GIVEN PROBLEM: Repeat the records exactly. Every line must match.

[Stored data]

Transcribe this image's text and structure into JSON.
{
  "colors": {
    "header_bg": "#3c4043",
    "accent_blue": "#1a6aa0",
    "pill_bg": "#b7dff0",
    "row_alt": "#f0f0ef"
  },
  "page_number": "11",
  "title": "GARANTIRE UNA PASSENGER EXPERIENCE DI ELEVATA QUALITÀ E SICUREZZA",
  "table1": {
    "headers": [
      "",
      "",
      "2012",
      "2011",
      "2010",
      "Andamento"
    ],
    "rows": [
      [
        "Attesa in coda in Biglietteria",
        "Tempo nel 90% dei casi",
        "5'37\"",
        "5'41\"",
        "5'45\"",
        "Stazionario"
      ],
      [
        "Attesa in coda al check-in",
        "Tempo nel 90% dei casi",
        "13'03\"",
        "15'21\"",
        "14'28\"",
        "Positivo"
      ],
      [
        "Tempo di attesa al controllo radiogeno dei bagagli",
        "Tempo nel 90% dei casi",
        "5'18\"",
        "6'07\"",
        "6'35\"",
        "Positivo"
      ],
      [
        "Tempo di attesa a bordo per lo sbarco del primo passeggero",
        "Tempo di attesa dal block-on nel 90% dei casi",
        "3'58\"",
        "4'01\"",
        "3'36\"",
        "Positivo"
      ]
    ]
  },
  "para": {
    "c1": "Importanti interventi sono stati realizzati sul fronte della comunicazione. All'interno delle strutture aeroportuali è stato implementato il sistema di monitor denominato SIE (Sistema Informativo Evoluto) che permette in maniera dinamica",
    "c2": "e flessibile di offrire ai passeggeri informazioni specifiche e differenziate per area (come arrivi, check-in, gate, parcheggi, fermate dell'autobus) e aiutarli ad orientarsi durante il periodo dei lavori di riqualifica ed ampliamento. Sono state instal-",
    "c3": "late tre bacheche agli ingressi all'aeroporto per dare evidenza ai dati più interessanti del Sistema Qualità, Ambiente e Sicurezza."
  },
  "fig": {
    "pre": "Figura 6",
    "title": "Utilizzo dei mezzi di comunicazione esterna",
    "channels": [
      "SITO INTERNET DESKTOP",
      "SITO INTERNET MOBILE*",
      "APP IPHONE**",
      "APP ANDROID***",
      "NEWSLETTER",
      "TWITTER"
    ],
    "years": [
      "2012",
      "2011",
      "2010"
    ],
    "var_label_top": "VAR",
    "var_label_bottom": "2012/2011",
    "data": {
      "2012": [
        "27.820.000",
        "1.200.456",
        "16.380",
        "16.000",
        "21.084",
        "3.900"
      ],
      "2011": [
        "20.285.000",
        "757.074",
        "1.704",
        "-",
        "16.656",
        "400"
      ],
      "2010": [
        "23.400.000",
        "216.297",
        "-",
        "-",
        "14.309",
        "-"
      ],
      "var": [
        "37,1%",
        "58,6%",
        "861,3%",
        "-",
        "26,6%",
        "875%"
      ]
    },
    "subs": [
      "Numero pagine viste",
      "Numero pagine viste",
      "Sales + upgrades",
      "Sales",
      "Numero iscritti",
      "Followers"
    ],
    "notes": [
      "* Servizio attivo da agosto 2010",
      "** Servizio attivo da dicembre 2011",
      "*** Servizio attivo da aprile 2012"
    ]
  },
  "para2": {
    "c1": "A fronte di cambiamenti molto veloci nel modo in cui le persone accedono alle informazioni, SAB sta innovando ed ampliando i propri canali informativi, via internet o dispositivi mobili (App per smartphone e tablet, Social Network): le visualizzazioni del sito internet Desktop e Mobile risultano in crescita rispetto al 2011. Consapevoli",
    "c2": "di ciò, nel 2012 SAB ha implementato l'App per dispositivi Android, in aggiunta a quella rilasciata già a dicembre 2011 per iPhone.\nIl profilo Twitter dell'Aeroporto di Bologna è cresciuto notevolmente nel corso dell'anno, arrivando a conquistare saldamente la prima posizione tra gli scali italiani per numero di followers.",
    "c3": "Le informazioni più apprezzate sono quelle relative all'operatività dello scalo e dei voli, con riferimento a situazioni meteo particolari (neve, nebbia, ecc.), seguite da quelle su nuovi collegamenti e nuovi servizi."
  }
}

THE RESPONSE:
Transcribe this image's text and structure into JSON.
{
  "colors": {
    "header_bg": "#3c4043",
    "accent_blue": "#1a6aa0",
    "pill_bg": "#b7dff0",
    "row_alt": "#f0f0ef"
  },
  "page_number": "11",
  "title": "GARANTIRE UNA PASSENGER EXPERIENCE DI ELEVATA QUALITÀ E SICUREZZA",
  "table1": {
    "headers": [
      "",
      "",
      "2012",
      "2011",
      "2010",
      "Andamento"
    ],
    "rows": [
      [
        "Attesa in coda in Biglietteria",
        "Tempo nel 90% dei casi",
        "5'37\"",
        "5'41\"",
        "5'45\"",
        "Stazionario"
      ],
      [
        "Attesa in coda al check-in",
        "Tempo nel 90% dei casi",
        "13'03\"",
        "15'21\"",
        "14'28\"",
        "Positivo"
      ],
      [
        "Tempo di attesa al controllo radiogeno dei bagagli",
        "Tempo nel 90% dei casi",
        "5'18\"",
        "6'07\"",
        "6'35\"",
        "Positivo"
      ],
      [
        "Tempo di attesa a bordo per lo sbarco del primo passeggero",
        "Tempo di attesa dal block-on nel 90% dei casi",
        "3'58\"",
        "4'01\"",
        "3'36\"",
        "Positivo"
      ]
    ]
  },
  "para": {
    "c1": "Importanti interventi sono stati realizzati sul fronte della comunicazione. All'interno delle strutture aeroportuali è stato implementato il sistema di monitor denominato SIE (Sistema Informativo Evoluto) che permette in maniera dinamica",
    "c2": "e flessibile di offrire ai passeggeri informazioni specifiche e differenziate per area (come arrivi, check-in, gate, parcheggi, fermate dell'autobus) e aiutarli ad orientarsi durante il periodo dei lavori di riqualifica ed ampliamento. Sono state instal-",
    "c3": "late tre bacheche agli ingressi all'aeroporto per dare evidenza ai dati più interessanti del Sistema Qualità, Ambiente e Sicurezza."
  },
  "fig": {
    "pre": "Figura 6",
    "title": "Utilizzo dei mezzi di comunicazione esterna",
    "channels": [
      "SITO INTERNET DESKTOP",
      "SITO INTERNET MOBILE*",
      "APP IPHONE**",
      "APP ANDROID***",
      "NEWSLETTER",
      "TWITTER"
    ],
    "years": [
      "2012",
      "2011",
      "2010"
    ],
    "var_label_top": "VAR",
    "var_label_bottom": "2012/2011",
    "data": {
      "2012": [
        "27.820.000",
        "1.200.456",
        "16.380",
        "16.000",
        "21.084",
        "3.900"
      ],
      "2011": [
        "20.285.000",
        "757.074",
        "1.704",
        "-",
        "16.656",
        "400"
      ],
      "2010": [
        "23.400.000",
        "216.297",
        "-",
        "-",
        "14.309",
        "-"
      ],
      "var": [
        "37,1%",
        "58,6%",
        "861,3%",
        "-",
        "26,6%",
        "875%"
      ]
    },
    "subs": [
      "Numero pagine viste",
      "Numero pagine viste",
      "Sales + upgrades",
      "Sales",
      "Numero iscritti",
      "Followers"
    ],
    "notes": [
      "* Servizio attivo da agosto 2010",
      "** Servizio attivo da dicembre 2011",
      "*** Servizio attivo da aprile 2012"
    ]
  },
  "para2": {
    "c1": "A fronte di cambiamenti molto veloci nel modo in cui le persone accedono alle informazioni, SAB sta innovando ed ampliando i propri canali informativi, via internet o dispositivi mobili (App per smartphone e tablet, Social Network): le visualizzazioni del sito internet Desktop e Mobile risultano in crescita rispetto al 2011. Consapevoli",
    "c2": "di ciò, nel 2012 SAB ha implementato l'App per dispositivi Android, in aggiunta a quella rilasciata già a dicembre 2011 per iPhone.\nIl profilo Twitter dell'Aeroporto di Bologna è cresciuto notevolmente nel corso dell'anno, arrivando a conquistare saldamente la prima posizione tra gli scali italiani per numero di followers.",
    "c3": "Le informazioni più apprezzate sono quelle relative all'operatività dello scalo e dei voli, con riferimento a situazioni meteo particolari (neve, nebbia, ecc.), seguite da quelle su nuovi collegamenti e nuovi servizi."
  }
}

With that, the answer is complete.